[Data items]
--- BEGIN ---

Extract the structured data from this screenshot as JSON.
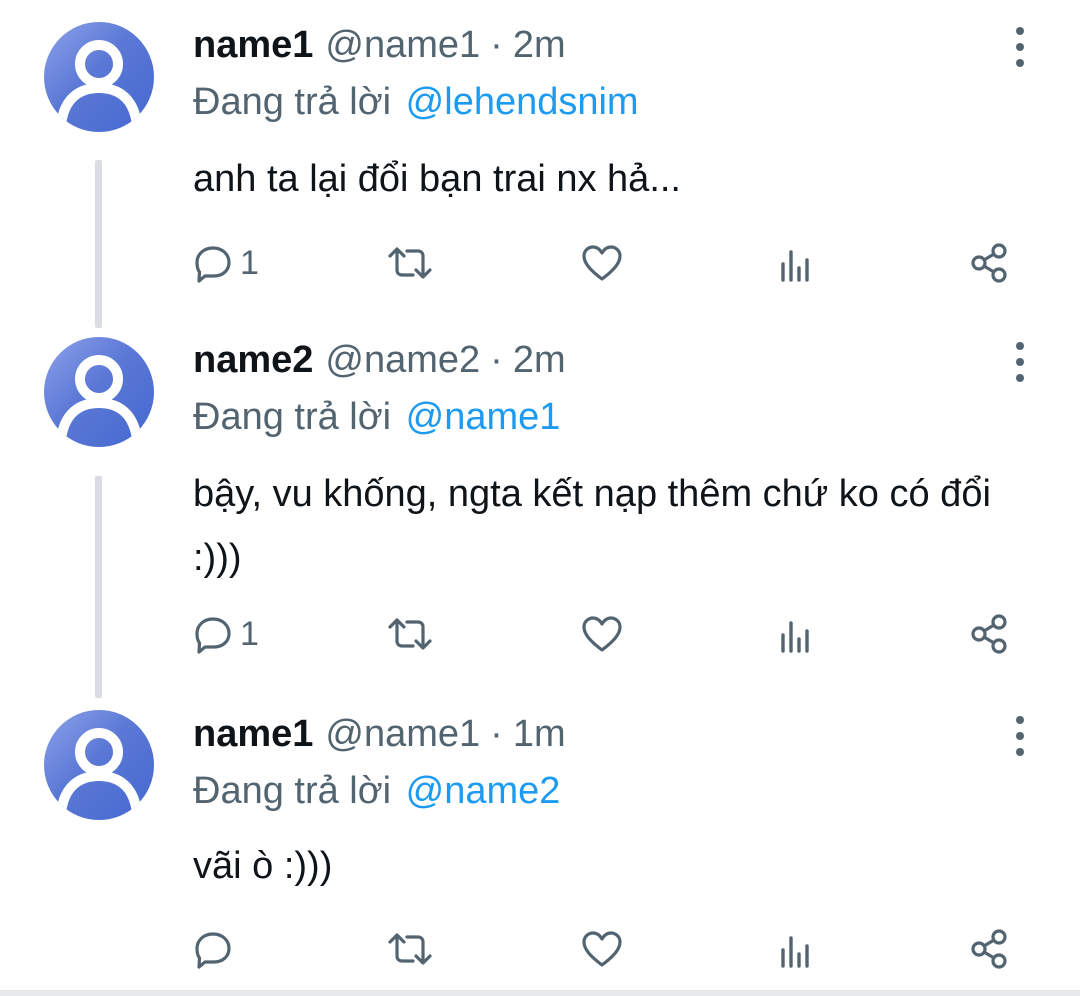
{
  "replying_prefix": "Đang trả lời",
  "tweets": [
    {
      "display_name": "name1",
      "handle": "@name1",
      "separator": "·",
      "time": "2m",
      "replying_to": "@lehendsnim",
      "text": "anh ta lại đổi bạn trai nx hả...",
      "reply_count": "1"
    },
    {
      "display_name": "name2",
      "handle": "@name2",
      "separator": "·",
      "time": "2m",
      "replying_to": "@name1",
      "text": "bậy, vu khống, ngta kết nạp thêm chứ ko có đổi :)))",
      "reply_count": "1"
    },
    {
      "display_name": "name1",
      "handle": "@name1",
      "separator": "·",
      "time": "1m",
      "replying_to": "@name2",
      "text": "vãi ò :)))",
      "reply_count": ""
    }
  ],
  "icons": {
    "reply": "reply-icon",
    "retweet": "retweet-icon",
    "like": "heart-icon",
    "views": "views-icon",
    "share": "share-icon",
    "more": "more-vertical-icon",
    "avatar": "default-avatar-icon"
  },
  "colors": {
    "link": "#1d9bf0",
    "secondary_text": "#536471",
    "primary_text": "#0f1419",
    "avatar": "#5b78d6",
    "thread_line": "#d9dde1"
  }
}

--- END ---

• Work instructions
From the entries above, select each line containing the string "avatar".

• Full answer
    "avatar": "default-avatar-icon"
    "avatar": "#5b78d6",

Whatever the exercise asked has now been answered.